* READING TEXT *
****************************************
UNC professor authors State Government Digital Preservation Report for the Library of Congress
CHAPEL HILL - Dr. Christopher (Cal) Lee, associate professor at the University of North Carolina at Chapel Hill's School of Information and Library Science (SILS), has completed a report to the Library of Congress (LOC) about the LOC's extensive initiative to support the preservation of digital state government records and publications around the country.
The National Digital Information Infrastructure and Preservation Program (NDIIPP) of the Library of Congress began in 2000, with the goal of developing a national strategy to preserve digital content, especially information that is created in digital form only, for current and future generations. Lee's report, "States of Sustainability: A Review of State Projects Funded by the National Digital Information Infrastructure and Preservation Program (NDIIPP)," focuses on NDIIPP’s "Preserving State Government Information" initiative, which LOC launched in 2005 with a series of workshops involving all 50 states and three territories to discuss preservation of digital information from state governments. NDIIPP then funded four multi-state projects: Persistent Digital Archives and Library System (PeDALS), A Model Technological and Social Architecture for the Preservation of State Government Digital Information (MTSA), Geospatial Multistate Archive and Preservation Project (GeoMAPP) and the Multi-State Preservation Partnership (MSPP).
Based on his expertise in digital preservation and state electronic records issues, the LOC invited Lee to conduct a review of the four state NDIIPP projects. His report provides extensive information about the projects’ activities, products and the contexts in which they operated.
****************************************
* RECORDED DATA *
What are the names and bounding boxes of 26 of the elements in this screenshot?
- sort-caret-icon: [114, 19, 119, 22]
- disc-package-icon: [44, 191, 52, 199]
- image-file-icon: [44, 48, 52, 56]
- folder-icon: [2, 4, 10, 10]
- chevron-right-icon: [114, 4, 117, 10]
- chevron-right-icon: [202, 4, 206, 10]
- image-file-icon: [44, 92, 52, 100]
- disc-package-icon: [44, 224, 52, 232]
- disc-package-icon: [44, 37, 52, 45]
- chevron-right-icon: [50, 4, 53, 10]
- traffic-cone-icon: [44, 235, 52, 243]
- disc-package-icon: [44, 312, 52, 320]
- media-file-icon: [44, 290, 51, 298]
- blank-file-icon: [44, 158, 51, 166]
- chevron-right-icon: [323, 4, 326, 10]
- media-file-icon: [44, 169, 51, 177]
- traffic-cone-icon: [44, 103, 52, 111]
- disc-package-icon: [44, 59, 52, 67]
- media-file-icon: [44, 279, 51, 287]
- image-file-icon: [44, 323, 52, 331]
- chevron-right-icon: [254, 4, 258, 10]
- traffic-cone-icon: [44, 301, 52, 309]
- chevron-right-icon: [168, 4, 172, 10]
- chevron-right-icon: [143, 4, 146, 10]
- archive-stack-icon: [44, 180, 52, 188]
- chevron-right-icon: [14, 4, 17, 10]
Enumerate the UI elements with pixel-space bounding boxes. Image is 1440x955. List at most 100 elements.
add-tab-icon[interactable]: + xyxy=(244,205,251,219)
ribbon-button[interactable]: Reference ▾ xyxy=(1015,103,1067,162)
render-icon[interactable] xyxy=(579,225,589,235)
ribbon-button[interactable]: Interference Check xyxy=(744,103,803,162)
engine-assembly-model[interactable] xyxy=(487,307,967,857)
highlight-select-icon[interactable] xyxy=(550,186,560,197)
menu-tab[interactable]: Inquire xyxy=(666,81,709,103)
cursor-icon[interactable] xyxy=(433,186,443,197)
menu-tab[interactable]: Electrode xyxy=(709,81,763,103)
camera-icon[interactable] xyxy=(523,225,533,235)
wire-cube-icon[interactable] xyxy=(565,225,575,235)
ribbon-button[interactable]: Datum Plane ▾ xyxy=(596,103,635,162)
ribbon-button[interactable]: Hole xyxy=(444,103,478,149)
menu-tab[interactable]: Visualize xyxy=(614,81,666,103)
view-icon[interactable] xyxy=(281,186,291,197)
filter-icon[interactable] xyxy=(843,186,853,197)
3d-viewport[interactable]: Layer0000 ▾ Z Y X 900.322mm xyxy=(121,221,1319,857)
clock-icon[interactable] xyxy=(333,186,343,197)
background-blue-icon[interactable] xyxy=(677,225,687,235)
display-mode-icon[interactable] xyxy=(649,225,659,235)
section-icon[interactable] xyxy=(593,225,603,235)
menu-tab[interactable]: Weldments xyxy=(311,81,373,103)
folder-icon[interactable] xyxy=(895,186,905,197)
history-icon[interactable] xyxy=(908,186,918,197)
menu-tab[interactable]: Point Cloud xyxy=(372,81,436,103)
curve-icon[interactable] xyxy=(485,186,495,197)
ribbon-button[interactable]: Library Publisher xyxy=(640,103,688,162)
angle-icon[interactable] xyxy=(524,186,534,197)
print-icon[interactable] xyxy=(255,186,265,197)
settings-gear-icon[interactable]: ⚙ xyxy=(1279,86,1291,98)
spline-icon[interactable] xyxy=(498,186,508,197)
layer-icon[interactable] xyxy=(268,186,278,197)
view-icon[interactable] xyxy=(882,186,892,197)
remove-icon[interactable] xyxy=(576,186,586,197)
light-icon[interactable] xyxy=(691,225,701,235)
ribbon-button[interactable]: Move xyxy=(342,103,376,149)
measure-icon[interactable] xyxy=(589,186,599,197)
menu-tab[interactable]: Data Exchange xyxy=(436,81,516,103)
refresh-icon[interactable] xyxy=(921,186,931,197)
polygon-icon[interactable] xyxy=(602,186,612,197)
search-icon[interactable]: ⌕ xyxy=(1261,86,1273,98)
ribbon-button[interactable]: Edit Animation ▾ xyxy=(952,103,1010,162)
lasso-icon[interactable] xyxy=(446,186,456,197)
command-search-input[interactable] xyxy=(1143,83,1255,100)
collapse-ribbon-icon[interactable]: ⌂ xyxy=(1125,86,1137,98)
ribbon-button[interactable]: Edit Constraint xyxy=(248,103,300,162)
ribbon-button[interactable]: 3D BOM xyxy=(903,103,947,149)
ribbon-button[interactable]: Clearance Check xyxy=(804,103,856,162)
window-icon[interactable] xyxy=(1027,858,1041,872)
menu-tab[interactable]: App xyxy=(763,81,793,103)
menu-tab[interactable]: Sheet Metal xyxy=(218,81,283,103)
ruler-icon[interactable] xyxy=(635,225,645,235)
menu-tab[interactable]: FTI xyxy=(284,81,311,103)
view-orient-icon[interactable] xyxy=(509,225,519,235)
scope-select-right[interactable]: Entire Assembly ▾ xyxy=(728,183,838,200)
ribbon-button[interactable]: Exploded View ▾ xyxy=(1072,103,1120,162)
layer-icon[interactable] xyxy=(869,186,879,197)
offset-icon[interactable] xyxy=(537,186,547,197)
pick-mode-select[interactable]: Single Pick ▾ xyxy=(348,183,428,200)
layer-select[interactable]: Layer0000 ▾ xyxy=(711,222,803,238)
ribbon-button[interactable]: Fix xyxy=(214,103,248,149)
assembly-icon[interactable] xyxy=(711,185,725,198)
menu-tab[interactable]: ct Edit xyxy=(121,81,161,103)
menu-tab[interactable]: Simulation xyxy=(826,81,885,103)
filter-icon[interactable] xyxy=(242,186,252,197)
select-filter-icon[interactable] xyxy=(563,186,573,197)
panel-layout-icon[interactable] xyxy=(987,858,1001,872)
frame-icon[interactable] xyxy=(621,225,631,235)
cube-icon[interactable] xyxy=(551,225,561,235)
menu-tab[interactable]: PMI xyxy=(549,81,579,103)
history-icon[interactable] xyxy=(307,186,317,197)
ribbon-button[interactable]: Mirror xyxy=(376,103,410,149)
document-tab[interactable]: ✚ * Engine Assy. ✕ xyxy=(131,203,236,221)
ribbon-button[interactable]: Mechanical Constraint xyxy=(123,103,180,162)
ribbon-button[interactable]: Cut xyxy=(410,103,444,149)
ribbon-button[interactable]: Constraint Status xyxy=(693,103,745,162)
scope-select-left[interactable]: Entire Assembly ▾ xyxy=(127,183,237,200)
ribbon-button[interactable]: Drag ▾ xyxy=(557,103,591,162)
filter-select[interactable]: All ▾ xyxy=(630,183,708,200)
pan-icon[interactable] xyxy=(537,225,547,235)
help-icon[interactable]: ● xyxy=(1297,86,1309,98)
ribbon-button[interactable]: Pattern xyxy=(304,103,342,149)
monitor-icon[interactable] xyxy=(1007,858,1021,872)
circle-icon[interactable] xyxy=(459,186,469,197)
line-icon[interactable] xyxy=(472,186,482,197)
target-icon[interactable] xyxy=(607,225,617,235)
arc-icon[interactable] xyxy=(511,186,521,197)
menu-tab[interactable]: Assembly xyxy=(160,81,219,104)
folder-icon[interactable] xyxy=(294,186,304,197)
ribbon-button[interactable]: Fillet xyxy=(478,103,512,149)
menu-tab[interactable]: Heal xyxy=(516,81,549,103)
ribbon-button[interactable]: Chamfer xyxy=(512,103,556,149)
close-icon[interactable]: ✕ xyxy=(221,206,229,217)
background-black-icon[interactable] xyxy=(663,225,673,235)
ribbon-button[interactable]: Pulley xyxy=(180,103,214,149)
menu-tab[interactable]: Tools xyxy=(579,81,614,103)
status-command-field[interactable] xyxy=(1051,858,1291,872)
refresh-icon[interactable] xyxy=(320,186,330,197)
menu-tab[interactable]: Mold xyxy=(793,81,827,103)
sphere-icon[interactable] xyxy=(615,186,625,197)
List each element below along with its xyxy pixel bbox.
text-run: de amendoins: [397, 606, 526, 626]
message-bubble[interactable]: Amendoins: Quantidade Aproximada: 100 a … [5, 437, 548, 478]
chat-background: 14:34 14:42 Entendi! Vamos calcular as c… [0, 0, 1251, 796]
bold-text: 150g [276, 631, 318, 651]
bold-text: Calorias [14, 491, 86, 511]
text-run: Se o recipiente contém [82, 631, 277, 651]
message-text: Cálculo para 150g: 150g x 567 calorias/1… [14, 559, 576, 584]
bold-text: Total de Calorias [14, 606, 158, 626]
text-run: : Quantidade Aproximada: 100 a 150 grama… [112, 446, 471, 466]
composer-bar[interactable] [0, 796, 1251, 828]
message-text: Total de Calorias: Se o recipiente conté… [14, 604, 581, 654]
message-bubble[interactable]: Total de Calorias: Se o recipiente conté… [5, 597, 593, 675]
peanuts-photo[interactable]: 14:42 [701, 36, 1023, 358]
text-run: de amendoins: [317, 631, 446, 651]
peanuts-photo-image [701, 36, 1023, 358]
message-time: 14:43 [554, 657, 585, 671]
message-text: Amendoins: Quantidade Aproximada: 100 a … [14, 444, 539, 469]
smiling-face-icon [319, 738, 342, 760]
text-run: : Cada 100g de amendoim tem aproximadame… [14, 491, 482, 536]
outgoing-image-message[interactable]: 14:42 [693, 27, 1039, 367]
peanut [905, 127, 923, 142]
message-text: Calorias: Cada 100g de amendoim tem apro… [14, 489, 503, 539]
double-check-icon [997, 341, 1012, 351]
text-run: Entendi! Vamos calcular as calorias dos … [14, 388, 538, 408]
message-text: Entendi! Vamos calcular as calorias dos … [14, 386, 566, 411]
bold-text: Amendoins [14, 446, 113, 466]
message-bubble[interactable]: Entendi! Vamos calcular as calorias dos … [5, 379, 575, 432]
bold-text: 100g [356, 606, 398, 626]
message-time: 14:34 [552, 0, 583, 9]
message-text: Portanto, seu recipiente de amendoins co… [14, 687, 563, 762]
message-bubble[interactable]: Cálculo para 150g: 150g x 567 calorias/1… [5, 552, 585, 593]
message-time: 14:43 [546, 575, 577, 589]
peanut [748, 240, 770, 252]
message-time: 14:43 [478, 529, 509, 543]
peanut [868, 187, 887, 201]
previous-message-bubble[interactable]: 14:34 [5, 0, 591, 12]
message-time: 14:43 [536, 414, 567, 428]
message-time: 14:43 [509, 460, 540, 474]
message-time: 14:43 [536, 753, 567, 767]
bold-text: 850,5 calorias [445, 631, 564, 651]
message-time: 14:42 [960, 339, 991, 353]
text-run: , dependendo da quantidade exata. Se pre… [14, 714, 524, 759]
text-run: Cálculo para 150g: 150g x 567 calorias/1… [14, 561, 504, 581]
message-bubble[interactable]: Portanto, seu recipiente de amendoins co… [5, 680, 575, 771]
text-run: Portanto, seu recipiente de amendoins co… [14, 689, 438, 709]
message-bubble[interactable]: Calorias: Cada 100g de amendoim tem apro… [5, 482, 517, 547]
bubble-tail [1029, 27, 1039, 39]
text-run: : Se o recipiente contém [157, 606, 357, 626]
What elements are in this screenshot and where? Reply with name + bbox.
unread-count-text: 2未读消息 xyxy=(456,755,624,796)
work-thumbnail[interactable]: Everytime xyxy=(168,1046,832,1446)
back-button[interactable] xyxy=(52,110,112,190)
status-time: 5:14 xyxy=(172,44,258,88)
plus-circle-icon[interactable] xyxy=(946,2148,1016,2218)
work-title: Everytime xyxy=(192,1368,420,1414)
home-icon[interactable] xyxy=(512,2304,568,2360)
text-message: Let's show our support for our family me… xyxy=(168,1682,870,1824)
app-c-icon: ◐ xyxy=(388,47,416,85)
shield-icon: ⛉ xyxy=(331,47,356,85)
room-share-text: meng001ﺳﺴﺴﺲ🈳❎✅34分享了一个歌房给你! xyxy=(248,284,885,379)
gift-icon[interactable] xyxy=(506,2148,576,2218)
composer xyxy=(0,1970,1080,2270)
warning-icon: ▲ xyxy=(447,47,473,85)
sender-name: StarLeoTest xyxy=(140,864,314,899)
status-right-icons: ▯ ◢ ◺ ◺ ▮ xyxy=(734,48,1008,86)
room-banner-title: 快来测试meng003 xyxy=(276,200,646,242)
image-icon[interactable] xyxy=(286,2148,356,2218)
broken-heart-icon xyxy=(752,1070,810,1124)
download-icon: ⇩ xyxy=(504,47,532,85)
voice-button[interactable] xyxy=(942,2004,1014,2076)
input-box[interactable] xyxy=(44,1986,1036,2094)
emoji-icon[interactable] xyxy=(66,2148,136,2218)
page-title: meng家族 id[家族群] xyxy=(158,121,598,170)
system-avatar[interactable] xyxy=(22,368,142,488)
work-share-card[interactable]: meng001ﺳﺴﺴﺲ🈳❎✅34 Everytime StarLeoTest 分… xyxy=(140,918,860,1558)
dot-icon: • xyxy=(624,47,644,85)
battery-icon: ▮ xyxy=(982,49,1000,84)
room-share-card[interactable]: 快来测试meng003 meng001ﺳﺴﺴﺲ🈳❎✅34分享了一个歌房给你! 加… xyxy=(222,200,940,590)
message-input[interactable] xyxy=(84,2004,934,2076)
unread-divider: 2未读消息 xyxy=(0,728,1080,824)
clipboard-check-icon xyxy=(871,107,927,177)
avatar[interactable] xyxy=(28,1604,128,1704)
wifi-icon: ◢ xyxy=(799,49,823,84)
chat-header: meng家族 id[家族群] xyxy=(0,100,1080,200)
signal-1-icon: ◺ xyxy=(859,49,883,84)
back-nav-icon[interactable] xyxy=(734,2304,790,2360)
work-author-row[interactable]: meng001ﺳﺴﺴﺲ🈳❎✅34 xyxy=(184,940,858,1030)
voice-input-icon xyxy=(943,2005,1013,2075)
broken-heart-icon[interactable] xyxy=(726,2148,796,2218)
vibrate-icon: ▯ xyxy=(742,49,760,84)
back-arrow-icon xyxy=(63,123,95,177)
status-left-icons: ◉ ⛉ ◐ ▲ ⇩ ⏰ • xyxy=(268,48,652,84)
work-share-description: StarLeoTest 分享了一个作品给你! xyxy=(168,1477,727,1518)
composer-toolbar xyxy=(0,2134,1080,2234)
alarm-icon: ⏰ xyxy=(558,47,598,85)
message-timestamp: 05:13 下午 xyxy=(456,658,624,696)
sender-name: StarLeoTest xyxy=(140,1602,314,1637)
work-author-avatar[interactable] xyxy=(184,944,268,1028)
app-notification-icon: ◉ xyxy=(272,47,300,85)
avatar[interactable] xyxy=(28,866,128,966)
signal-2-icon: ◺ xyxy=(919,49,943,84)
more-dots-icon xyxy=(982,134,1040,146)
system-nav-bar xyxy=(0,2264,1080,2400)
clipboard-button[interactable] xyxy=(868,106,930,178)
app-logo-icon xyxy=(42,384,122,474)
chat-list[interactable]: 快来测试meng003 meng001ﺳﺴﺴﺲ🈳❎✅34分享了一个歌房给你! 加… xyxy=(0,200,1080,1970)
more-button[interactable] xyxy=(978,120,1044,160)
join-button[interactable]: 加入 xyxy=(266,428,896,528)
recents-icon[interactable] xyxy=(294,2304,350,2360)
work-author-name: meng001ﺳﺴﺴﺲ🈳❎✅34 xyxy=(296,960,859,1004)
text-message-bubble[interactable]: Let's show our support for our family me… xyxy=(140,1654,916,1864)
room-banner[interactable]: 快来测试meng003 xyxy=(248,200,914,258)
****************************************
* EXERCISE TASK A *
Answer from the news item about the state government digital preservation report:
(i) In what year did NDIIPP begin?
(ii) In what year did the Library of Congress launch the "Preserving State Government Information" initiative?
(iii) How many multi-state projects did NDIIPP then fund?
* EXERCISE TASK B *
Based on the news item about the state government digital preservation report, do these statements agree with it? Answer yes or no and quote the deciding words.
(i) Lee holds the rank of full professor at SILS.
(ii) The 2005 workshops involved all 50 states and three territories.
(iii) Lee proposed the review of the four projects on his own initiative.
* EXERCISE TASK C *
According to the news item about the state government digital preservation report, why did the Library of Congress choose Lee to review the four state NDIIPP projects?
The listing is separate material and has no connection to the news item.

* EXPECTED ANSWER A *
(i) 2000
(ii) 2005
(iii) Four

* EXPECTED ANSWER B *
(i) No: "associate professor at the University of North Carolina at Chapel Hill's School of Information and Library Science (SILS)"
(ii) Yes: "a series of workshops involving all 50 states and three territories"
(iii) No: "the LOC invited Lee to conduct a review of the four state NDIIPP projects"

* EXPECTED ANSWER C *
The Library of Congress invited Lee because of his expertise in digital preservation and in state electronic records issues.